### [THE TASK]
Pull each line containing "type" out of the data and copy it.

[Begin DATASET CONTENT]

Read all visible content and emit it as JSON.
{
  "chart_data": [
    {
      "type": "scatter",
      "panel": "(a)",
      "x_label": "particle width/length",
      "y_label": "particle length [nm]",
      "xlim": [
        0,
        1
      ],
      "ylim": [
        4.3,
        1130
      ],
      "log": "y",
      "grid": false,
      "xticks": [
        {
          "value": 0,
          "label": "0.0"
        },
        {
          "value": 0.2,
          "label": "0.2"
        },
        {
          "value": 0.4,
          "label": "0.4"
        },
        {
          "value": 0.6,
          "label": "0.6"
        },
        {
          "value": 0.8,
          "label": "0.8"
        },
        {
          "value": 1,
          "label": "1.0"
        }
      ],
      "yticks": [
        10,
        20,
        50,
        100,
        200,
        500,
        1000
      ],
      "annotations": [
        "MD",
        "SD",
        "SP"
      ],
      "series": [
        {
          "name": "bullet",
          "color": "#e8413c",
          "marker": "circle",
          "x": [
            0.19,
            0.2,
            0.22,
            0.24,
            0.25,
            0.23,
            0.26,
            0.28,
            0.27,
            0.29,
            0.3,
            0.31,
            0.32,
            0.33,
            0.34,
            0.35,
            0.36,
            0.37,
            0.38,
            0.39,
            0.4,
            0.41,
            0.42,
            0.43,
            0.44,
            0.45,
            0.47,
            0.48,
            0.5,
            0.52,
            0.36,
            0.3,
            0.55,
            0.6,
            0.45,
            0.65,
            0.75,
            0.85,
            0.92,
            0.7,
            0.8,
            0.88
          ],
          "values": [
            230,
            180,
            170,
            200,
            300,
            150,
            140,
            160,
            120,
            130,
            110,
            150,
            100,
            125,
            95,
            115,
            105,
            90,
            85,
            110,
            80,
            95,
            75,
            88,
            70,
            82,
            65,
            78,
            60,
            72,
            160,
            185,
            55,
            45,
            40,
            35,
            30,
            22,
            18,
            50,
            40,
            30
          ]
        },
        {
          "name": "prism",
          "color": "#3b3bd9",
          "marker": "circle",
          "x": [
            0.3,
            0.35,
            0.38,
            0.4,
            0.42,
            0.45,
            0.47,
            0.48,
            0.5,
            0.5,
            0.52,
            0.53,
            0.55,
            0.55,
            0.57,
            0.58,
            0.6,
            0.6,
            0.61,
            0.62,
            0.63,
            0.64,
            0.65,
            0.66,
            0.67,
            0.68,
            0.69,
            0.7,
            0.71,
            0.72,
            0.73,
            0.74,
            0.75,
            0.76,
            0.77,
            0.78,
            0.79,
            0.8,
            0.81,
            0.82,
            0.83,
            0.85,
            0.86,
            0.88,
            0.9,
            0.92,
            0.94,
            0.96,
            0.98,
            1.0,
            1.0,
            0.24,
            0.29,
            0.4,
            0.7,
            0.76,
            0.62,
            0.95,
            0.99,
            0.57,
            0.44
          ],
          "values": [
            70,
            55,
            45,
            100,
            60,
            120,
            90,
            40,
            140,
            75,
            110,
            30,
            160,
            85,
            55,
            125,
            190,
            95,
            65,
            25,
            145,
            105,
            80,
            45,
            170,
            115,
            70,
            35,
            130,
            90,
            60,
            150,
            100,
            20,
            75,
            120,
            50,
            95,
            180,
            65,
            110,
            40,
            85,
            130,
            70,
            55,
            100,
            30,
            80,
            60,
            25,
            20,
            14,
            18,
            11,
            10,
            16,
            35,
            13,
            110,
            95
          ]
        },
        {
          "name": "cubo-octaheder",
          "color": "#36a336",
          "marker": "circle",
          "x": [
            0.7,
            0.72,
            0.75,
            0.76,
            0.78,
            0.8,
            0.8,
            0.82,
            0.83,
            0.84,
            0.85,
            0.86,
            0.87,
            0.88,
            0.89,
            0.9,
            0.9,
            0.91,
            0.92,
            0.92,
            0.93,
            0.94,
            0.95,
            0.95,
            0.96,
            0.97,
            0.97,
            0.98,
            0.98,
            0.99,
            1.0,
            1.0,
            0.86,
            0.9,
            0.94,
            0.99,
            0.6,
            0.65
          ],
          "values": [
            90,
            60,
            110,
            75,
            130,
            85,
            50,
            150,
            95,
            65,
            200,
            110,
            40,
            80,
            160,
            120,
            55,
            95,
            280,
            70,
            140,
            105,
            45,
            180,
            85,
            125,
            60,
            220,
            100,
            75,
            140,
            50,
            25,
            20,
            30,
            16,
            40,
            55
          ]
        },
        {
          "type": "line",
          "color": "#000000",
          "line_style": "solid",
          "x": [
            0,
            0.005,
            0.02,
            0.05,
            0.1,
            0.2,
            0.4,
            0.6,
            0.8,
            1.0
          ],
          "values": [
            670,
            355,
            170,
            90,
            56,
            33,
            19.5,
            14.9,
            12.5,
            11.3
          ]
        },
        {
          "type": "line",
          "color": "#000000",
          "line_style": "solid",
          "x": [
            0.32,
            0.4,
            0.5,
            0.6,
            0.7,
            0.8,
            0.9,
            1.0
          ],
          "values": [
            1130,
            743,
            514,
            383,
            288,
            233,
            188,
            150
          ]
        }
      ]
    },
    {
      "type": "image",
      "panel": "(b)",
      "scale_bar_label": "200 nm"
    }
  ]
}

[End DATASET CONTENT]

### [WRITTEN REPLY]
      "type": "scatter",
          "type": "line",
          "type": "line",
      "type": "image",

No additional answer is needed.